╭──

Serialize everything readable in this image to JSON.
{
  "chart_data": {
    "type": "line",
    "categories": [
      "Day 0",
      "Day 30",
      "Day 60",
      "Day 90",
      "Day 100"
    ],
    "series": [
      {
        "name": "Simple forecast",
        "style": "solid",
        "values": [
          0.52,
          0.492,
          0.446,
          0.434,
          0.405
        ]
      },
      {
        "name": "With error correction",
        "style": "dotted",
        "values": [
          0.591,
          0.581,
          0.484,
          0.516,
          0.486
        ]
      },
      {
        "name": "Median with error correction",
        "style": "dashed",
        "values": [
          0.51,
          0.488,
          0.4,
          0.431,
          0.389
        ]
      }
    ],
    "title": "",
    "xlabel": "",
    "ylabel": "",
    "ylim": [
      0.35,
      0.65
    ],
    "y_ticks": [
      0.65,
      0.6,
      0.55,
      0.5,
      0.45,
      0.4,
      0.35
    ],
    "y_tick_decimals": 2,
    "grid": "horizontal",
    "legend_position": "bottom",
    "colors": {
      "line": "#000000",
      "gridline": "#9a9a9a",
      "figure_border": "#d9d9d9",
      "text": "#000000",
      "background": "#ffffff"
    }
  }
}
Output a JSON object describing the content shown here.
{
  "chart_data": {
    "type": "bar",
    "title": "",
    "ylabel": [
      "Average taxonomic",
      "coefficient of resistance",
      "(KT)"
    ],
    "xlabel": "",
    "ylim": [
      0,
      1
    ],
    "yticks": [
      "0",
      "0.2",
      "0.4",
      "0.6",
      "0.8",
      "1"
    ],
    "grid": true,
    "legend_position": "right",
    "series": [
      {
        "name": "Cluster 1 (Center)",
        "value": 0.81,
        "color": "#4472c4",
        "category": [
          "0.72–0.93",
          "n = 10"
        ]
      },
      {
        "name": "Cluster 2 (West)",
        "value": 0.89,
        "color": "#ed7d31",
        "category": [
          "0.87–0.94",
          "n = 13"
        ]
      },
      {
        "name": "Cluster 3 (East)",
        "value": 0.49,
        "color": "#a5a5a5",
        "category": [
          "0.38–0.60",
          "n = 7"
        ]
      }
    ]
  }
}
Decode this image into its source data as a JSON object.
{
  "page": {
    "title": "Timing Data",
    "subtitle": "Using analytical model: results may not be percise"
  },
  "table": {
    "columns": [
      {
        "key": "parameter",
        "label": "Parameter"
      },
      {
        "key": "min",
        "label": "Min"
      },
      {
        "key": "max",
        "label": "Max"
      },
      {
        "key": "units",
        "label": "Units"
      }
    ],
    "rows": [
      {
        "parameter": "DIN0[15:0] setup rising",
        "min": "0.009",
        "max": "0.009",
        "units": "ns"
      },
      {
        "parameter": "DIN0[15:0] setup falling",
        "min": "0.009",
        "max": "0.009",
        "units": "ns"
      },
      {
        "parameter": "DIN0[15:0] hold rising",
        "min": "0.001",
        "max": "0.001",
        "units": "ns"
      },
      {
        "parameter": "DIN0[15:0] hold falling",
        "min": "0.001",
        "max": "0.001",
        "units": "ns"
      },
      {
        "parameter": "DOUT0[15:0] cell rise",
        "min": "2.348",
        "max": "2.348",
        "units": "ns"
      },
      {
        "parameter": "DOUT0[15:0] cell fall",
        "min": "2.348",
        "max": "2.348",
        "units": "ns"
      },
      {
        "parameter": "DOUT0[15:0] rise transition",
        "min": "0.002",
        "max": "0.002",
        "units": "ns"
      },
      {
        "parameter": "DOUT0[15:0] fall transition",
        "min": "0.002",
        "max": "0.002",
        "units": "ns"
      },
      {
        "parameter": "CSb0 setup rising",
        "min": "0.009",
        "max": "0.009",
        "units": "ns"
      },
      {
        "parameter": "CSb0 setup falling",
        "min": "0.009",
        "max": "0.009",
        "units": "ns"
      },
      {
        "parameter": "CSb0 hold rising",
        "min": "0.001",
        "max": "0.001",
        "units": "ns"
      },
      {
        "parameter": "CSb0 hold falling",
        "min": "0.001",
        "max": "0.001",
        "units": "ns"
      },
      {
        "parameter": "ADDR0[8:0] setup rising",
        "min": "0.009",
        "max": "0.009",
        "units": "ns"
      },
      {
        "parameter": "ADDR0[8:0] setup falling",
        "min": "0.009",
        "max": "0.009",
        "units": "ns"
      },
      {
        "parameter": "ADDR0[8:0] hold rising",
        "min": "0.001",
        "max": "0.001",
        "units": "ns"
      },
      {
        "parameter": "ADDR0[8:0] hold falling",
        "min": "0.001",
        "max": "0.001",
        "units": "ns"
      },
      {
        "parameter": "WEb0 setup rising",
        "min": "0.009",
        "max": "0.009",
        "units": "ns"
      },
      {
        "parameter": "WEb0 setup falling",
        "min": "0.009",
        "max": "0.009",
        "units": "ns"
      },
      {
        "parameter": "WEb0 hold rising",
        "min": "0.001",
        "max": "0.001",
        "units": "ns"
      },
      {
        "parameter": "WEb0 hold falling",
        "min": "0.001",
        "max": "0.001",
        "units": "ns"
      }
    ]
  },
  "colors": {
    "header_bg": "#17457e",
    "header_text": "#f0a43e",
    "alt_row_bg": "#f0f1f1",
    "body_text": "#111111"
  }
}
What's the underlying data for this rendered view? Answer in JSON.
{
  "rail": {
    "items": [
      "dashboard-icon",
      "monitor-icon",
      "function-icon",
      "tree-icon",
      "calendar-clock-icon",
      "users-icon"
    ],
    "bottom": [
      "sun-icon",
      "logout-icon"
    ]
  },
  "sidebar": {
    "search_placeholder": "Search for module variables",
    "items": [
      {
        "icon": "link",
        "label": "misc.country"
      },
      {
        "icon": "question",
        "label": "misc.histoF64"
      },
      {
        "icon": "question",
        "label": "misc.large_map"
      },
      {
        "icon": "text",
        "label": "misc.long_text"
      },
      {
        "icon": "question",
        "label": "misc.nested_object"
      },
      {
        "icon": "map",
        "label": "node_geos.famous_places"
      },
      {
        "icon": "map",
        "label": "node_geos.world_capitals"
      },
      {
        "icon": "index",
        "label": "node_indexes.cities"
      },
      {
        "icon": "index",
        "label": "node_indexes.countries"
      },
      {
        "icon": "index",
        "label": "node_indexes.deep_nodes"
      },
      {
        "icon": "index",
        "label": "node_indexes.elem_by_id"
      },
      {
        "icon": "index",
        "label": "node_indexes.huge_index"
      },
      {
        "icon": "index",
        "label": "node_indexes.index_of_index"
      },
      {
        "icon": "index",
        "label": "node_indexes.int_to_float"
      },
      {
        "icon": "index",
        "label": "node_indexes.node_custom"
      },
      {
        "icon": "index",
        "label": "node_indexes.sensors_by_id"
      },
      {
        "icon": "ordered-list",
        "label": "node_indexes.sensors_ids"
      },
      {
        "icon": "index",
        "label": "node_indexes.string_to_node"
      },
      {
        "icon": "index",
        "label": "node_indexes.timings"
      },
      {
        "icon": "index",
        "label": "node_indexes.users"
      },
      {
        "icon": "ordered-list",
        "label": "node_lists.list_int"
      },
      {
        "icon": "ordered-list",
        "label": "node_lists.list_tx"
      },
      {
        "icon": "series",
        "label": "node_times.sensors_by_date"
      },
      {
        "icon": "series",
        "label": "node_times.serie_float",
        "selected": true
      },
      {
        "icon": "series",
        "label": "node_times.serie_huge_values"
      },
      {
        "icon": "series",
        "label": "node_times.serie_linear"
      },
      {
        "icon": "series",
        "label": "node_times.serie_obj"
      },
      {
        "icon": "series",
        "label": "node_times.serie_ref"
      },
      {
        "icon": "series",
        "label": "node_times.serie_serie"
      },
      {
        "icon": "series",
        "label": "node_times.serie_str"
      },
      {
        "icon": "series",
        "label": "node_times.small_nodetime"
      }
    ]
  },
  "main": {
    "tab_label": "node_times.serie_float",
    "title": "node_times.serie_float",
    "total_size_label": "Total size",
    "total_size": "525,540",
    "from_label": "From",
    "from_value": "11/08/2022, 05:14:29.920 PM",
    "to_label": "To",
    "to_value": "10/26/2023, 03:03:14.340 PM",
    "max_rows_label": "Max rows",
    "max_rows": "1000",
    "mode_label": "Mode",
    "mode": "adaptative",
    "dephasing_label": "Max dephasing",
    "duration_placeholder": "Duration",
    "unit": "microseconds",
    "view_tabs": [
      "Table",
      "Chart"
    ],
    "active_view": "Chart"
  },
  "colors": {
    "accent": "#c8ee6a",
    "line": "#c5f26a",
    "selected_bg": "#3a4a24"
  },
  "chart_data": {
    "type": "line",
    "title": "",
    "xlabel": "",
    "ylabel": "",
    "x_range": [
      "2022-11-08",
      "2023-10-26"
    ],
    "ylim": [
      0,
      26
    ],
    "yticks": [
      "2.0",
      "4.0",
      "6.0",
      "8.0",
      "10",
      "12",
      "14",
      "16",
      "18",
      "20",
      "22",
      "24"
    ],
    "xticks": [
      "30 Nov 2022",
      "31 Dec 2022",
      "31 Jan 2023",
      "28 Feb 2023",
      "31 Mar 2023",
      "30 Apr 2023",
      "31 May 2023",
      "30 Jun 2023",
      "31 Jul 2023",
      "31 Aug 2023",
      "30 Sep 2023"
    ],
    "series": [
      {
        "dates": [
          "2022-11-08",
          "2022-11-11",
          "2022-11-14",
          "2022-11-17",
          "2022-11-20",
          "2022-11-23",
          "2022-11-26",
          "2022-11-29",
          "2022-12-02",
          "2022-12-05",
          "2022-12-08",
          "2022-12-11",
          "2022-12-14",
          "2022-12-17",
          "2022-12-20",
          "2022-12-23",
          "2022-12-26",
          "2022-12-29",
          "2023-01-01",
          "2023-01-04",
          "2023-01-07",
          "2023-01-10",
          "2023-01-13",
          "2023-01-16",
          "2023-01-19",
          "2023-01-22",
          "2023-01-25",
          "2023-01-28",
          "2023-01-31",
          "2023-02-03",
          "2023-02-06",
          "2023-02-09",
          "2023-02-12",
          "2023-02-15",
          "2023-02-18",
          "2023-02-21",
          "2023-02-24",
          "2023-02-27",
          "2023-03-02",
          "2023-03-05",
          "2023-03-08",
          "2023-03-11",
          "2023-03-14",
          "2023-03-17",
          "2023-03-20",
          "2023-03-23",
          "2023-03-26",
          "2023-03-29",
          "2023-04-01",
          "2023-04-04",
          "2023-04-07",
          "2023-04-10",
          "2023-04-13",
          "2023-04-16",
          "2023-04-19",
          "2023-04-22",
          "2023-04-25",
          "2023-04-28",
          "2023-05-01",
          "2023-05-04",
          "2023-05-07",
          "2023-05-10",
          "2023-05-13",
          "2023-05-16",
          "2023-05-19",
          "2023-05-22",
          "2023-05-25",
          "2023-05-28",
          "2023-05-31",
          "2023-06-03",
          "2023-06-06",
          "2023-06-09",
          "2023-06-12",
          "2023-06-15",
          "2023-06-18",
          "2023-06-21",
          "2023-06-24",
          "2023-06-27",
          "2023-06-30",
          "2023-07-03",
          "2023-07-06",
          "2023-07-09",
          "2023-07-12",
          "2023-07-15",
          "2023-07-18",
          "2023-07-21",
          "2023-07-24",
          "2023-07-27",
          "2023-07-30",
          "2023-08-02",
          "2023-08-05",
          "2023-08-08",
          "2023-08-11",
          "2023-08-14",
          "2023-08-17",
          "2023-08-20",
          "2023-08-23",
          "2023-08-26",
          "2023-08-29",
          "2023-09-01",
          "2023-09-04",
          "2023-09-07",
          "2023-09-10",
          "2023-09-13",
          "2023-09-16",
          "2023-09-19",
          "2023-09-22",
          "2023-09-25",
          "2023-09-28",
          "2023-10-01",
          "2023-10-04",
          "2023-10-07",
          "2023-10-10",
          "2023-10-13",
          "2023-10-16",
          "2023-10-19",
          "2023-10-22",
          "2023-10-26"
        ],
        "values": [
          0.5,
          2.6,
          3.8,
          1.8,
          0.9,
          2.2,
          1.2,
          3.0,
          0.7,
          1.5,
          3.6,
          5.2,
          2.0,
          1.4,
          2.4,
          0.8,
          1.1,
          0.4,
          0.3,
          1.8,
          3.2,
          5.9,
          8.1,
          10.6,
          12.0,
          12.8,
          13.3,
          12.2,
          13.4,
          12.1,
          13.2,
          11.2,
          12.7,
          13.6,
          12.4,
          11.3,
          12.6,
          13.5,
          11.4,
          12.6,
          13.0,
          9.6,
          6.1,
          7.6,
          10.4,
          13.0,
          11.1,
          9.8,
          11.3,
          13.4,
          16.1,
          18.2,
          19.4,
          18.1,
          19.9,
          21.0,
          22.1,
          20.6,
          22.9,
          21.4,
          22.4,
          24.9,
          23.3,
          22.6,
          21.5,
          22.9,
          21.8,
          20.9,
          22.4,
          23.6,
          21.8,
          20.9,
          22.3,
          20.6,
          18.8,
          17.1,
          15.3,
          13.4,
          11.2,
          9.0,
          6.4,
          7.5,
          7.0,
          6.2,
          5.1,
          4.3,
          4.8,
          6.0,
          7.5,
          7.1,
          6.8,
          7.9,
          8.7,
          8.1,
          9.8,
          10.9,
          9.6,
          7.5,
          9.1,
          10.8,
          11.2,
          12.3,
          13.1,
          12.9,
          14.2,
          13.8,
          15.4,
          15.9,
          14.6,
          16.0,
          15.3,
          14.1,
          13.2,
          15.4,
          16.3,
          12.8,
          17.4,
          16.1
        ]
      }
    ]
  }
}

╰──

■ **TASK REQUIREMENTS**: Look through the data above. Copy every line with the string "image" in it.

■ **WORKED SOLUTION**:
Serialize everything readable in this image to JSON.
Decode this image into its source data as a JSON object.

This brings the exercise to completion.